Omit all pictures, then retype the data exactly as given.

┌─ MATERIAL PROVIDED

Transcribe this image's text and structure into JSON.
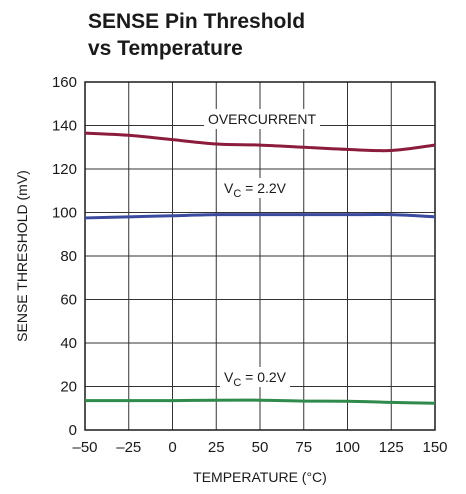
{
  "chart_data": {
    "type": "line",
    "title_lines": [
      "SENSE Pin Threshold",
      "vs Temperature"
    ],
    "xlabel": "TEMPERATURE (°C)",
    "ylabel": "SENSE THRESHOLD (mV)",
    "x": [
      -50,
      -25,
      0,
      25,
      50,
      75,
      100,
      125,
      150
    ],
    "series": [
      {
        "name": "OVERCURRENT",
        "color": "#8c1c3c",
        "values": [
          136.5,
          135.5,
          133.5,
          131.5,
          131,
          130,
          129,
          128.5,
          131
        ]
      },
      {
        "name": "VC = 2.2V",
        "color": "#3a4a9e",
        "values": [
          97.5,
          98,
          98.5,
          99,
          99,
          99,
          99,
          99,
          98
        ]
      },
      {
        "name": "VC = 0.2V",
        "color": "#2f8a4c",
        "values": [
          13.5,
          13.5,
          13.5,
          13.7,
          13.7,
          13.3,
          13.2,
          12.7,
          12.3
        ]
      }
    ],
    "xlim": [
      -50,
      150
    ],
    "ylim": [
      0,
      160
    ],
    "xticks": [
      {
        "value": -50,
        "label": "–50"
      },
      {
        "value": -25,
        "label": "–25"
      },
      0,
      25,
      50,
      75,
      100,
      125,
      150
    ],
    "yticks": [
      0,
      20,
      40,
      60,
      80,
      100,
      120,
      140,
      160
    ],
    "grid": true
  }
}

└─

### RESULT OF THE EXERCISE:
Transcribe this image's text and structure into JSON.
{
  "chart_data": {
    "type": "line",
    "title_lines": [
      "SENSE Pin Threshold",
      "vs Temperature"
    ],
    "xlabel": "TEMPERATURE (°C)",
    "ylabel": "SENSE THRESHOLD (mV)",
    "x": [
      -50,
      -25,
      0,
      25,
      50,
      75,
      100,
      125,
      150
    ],
    "series": [
      {
        "name": "OVERCURRENT",
        "color": "#8c1c3c",
        "values": [
          136.5,
          135.5,
          133.5,
          131.5,
          131,
          130,
          129,
          128.5,
          131
        ]
      },
      {
        "name": "VC = 2.2V",
        "color": "#3a4a9e",
        "values": [
          97.5,
          98,
          98.5,
          99,
          99,
          99,
          99,
          99,
          98
        ]
      },
      {
        "name": "VC = 0.2V",
        "color": "#2f8a4c",
        "values": [
          13.5,
          13.5,
          13.5,
          13.7,
          13.7,
          13.3,
          13.2,
          12.7,
          12.3
        ]
      }
    ],
    "xlim": [
      -50,
      150
    ],
    "ylim": [
      0,
      160
    ],
    "xticks": [
      {
        "value": -50,
        "label": "–50"
      },
      {
        "value": -25,
        "label": "–25"
      },
      0,
      25,
      50,
      75,
      100,
      125,
      150
    ],
    "yticks": [
      0,
      20,
      40,
      60,
      80,
      100,
      120,
      140,
      160
    ],
    "grid": true
  }
}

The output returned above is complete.